PROMPT:
Format the entries below as a JSON list of strings, one string per line, starting with the line containing "Enumerate the UI" and going on through the line containing "cell-r1c8[interactable]: 1 —". Leave out blank lines.

GIVEN DATA:
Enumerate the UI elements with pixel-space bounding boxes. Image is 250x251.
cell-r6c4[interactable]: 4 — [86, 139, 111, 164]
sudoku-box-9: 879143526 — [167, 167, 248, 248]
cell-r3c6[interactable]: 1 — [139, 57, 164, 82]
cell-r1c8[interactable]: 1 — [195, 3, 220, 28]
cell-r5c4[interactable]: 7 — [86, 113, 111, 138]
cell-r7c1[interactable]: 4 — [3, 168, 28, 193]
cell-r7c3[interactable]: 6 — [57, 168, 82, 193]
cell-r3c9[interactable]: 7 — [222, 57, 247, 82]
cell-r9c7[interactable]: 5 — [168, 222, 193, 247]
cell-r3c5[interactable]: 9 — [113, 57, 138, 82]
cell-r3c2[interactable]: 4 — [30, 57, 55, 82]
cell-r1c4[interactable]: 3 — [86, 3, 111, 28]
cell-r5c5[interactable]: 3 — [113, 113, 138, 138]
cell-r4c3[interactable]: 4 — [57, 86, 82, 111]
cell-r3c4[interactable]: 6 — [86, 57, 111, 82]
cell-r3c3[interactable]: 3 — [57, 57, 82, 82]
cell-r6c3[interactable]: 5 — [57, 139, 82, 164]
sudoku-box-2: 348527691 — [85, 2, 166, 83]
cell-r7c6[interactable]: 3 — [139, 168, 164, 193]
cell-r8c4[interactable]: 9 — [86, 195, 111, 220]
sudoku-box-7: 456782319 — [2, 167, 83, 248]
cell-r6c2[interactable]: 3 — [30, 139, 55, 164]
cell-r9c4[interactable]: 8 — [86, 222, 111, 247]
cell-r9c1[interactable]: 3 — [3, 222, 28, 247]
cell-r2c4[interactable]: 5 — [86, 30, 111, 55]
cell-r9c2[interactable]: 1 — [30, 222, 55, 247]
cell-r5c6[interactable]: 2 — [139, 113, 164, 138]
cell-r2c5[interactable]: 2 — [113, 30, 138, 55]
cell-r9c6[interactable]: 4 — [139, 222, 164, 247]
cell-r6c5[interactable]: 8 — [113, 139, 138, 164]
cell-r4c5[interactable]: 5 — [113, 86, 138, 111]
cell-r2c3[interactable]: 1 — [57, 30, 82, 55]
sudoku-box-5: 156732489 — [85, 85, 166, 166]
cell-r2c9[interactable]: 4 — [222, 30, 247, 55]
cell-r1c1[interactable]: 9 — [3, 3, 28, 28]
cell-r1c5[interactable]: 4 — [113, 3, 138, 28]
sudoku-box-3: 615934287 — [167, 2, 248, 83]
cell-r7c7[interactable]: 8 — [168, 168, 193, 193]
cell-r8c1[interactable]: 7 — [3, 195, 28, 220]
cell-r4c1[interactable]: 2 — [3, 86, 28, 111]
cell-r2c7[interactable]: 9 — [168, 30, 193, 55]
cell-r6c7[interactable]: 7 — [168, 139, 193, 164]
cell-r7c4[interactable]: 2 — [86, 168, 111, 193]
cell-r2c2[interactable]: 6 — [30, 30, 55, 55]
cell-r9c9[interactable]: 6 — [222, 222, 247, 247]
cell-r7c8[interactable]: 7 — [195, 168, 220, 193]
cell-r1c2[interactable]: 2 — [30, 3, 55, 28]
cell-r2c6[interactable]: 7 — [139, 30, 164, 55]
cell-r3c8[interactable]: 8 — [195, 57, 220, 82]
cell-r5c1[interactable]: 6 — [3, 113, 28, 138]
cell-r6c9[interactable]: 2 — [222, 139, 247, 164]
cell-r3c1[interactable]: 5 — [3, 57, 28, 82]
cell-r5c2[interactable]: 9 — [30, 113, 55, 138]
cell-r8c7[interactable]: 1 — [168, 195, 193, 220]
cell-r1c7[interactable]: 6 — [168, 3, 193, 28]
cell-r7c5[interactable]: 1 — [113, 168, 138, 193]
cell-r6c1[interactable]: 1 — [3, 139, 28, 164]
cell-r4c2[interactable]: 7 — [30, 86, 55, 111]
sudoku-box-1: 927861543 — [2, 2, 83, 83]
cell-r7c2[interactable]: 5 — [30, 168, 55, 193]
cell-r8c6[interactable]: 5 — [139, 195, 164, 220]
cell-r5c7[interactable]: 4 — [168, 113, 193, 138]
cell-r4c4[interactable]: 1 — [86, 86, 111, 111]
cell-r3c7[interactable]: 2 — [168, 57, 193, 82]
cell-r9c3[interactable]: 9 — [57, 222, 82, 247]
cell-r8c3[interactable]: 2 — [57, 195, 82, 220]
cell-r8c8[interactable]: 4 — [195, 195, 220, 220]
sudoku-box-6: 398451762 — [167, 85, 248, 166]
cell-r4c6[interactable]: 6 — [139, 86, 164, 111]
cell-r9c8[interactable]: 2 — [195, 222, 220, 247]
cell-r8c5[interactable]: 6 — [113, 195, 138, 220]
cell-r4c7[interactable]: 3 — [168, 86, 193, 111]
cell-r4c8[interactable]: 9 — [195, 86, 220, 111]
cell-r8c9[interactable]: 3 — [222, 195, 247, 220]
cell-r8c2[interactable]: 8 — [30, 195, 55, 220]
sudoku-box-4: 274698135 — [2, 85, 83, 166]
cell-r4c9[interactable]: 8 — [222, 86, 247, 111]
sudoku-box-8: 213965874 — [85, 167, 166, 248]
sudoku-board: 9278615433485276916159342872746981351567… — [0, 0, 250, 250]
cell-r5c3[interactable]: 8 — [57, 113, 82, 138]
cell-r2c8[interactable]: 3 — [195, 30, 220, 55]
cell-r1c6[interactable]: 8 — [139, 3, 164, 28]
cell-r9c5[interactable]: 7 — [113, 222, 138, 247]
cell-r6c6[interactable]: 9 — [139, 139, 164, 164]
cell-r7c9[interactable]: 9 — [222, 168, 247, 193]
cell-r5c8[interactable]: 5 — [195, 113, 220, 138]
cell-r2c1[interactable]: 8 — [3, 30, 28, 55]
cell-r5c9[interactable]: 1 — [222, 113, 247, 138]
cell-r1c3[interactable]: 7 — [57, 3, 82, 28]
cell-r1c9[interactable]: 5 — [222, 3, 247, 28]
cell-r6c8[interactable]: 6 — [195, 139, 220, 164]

...

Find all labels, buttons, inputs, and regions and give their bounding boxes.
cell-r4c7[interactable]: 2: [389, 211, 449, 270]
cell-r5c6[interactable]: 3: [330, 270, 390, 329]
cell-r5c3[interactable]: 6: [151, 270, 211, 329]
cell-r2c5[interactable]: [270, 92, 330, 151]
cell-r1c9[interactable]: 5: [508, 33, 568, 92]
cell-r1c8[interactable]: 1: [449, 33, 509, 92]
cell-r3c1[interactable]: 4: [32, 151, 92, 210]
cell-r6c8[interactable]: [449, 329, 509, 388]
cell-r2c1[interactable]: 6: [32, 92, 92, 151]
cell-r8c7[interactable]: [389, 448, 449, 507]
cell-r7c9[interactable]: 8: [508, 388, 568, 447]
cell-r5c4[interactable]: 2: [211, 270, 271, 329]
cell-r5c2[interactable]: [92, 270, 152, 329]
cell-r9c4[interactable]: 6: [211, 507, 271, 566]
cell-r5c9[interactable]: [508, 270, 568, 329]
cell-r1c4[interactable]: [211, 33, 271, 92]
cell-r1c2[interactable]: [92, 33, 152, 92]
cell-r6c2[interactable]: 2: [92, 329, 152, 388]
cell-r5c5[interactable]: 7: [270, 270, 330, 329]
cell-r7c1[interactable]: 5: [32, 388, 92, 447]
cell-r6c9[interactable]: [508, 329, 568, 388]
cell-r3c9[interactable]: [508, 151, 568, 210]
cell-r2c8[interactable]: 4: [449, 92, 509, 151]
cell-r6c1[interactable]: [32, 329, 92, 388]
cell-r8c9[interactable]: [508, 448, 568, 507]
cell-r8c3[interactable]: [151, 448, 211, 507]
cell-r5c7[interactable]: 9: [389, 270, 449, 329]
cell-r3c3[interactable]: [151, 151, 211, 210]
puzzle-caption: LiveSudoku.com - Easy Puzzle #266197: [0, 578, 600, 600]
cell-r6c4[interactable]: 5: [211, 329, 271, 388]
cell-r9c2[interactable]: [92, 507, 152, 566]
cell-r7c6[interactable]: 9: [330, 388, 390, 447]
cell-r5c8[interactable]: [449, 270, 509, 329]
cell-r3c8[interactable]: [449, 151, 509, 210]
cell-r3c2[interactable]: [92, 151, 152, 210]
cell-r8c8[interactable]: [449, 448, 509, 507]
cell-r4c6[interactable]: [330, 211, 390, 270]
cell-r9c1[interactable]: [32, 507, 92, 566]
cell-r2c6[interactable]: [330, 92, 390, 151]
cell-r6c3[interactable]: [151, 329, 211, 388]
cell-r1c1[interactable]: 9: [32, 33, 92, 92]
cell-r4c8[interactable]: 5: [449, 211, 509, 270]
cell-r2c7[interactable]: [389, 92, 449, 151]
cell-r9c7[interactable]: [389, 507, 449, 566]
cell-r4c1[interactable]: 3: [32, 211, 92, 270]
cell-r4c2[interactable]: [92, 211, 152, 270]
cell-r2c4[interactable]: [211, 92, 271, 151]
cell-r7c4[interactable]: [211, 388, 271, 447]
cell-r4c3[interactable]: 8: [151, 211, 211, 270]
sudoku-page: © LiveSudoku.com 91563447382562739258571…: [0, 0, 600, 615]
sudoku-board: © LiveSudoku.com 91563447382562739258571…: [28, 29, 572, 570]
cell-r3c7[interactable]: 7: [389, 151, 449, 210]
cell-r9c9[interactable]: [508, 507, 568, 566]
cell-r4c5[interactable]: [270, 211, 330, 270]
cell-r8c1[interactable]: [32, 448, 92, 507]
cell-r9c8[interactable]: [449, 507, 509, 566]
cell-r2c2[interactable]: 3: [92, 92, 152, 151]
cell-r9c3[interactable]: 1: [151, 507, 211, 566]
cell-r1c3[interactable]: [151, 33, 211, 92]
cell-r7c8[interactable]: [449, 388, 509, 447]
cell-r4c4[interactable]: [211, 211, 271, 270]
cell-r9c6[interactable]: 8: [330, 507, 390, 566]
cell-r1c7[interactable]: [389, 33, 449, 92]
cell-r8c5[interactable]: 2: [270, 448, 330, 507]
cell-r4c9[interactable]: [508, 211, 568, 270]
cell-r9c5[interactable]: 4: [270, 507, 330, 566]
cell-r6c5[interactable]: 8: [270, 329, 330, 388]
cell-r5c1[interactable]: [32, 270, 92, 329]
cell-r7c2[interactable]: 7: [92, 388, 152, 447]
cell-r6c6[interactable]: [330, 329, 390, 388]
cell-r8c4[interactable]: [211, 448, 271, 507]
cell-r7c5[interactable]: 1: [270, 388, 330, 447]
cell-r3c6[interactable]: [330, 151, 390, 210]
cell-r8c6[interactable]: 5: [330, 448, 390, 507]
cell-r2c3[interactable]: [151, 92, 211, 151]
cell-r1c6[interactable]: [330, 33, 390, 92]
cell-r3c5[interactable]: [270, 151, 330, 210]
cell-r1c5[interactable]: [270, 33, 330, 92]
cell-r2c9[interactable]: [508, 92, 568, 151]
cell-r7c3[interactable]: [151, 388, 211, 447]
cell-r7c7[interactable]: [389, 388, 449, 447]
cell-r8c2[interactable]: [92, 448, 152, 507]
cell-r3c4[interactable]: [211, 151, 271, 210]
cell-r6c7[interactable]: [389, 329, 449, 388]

EXERCISE OUTPUT:
[
  "Enumerate the UI elements with pixel-space bounding boxes. Image is 250x251.",
  "cell-r6c4[interactable]: 4 — [86, 139, 111, 164]",
  "sudoku-box-9: 879143526 — [167, 167, 248, 248]",
  "cell-r3c6[interactable]: 1 — [139, 57, 164, 82]",
  "cell-r1c8[interactable]: 1 — [195, 3, 220, 28]"
]